* Problem statement *
Print all of the lines exactly. Any picture among them stays out.

[Stored items]
+ + +

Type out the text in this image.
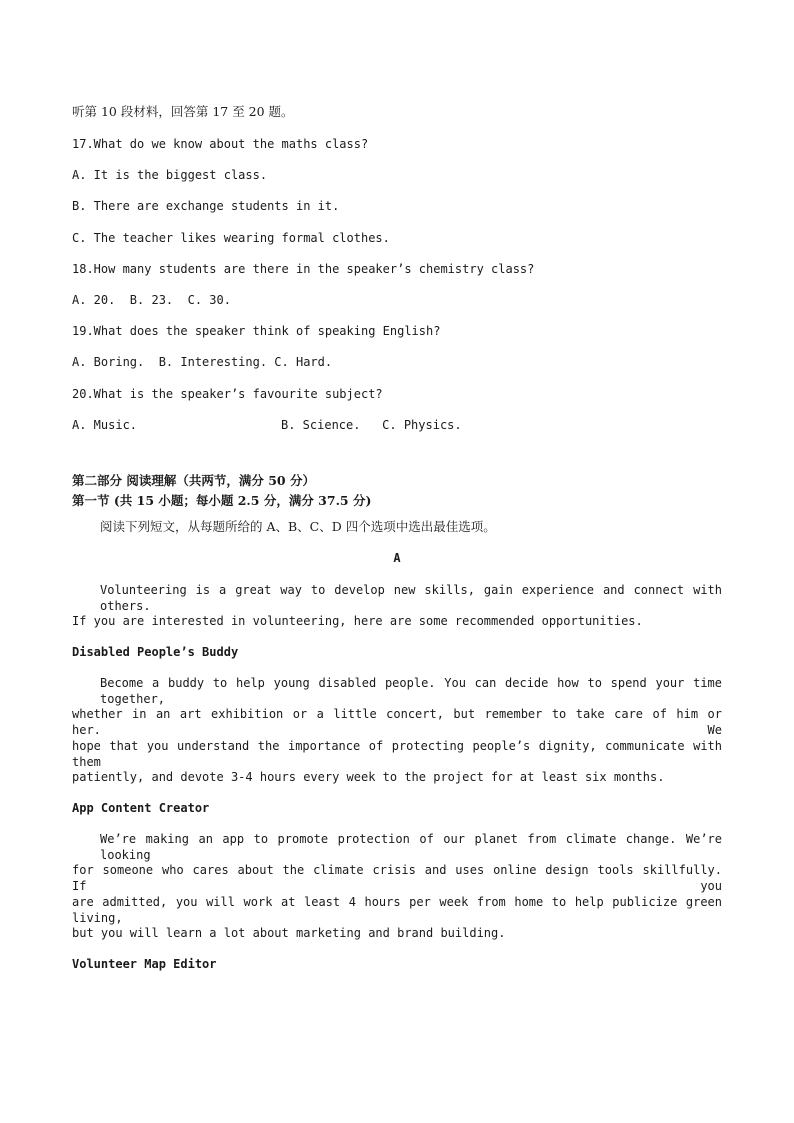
听第 10 段材料，回答第 17 至 20 题。
17.What do we know about the maths class?
A. It is the biggest class.
B. There are exchange students in it.
C. The teacher likes wearing formal clothes.
18.How many students are there in the speaker’s chemistry class?
A. 20.  B. 23.  C. 30.
19.What does the speaker think of speaking English?
A. Boring.  B. Interesting. C. Hard.
20.What is the speaker’s favourite subject?
A. Music.	B. Science.   C. Physics.
第二部分 阅读理解（共两节，满分 50 分）
第一节 (共 15 小题；每小题 2.5 分，满分 37.5 分)
阅读下列短文，从每题所给的 A、B、C、D 四个选项中选出最佳选项。
A
Volunteering is a great way to develop new skills, gain experience and connect with others.
If you are interested in volunteering, here are some recommended opportunities.
Disabled People’s Buddy
Become a buddy to help young disabled people. You can decide how to spend your time together,
whether in an art exhibition or a little concert, but remember to take care of him or her. We
hope that you understand the importance of protecting people’s dignity, communicate with them
patiently, and devote 3-4 hours every week to the project for at least six months.
App Content Creator
We’re making an app to promote protection of our planet from climate change. We’re looking
for someone who cares about the climate crisis and uses online design tools skillfully. If you
are admitted, you will work at least 4 hours per week from home to help publicize green living,
but you will learn a lot about marketing and brand building.
Volunteer Map Editor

+ + +

* Exercise answer *
Type out the text in this image.
听第 10 段材料，回答第 17 至 20 题。
17.What do we know about the maths class?
A. It is the biggest class.
B. There are exchange students in it.
C. The teacher likes wearing formal clothes.
18.How many students are there in the speaker’s chemistry class?
A. 20.  B. 23.  C. 30.
19.What does the speaker think of speaking English?
A. Boring.  B. Interesting. C. Hard.
20.What is the speaker’s favourite subject?
A. Music.	B. Science.   C. Physics.
第二部分 阅读理解（共两节，满分 50 分）
第一节 (共 15 小题；每小题 2.5 分，满分 37.5 分)
阅读下列短文，从每题所给的 A、B、C、D 四个选项中选出最佳选项。
A
Volunteering is a great way to develop new skills, gain experience and connect with others.
If you are interested in volunteering, here are some recommended opportunities.
Disabled People’s Buddy
Become a buddy to help young disabled people. You can decide how to spend your time together,
whether in an art exhibition or a little concert, but remember to take care of him or her. We
hope that you understand the importance of protecting people’s dignity, communicate with them
patiently, and devote 3-4 hours every week to the project for at least six months.
App Content Creator
We’re making an app to promote protection of our planet from climate change. We’re looking
for someone who cares about the climate crisis and uses online design tools skillfully. If you
are admitted, you will work at least 4 hours per week from home to help publicize green living,
but you will learn a lot about marketing and brand building.
Volunteer Map Editor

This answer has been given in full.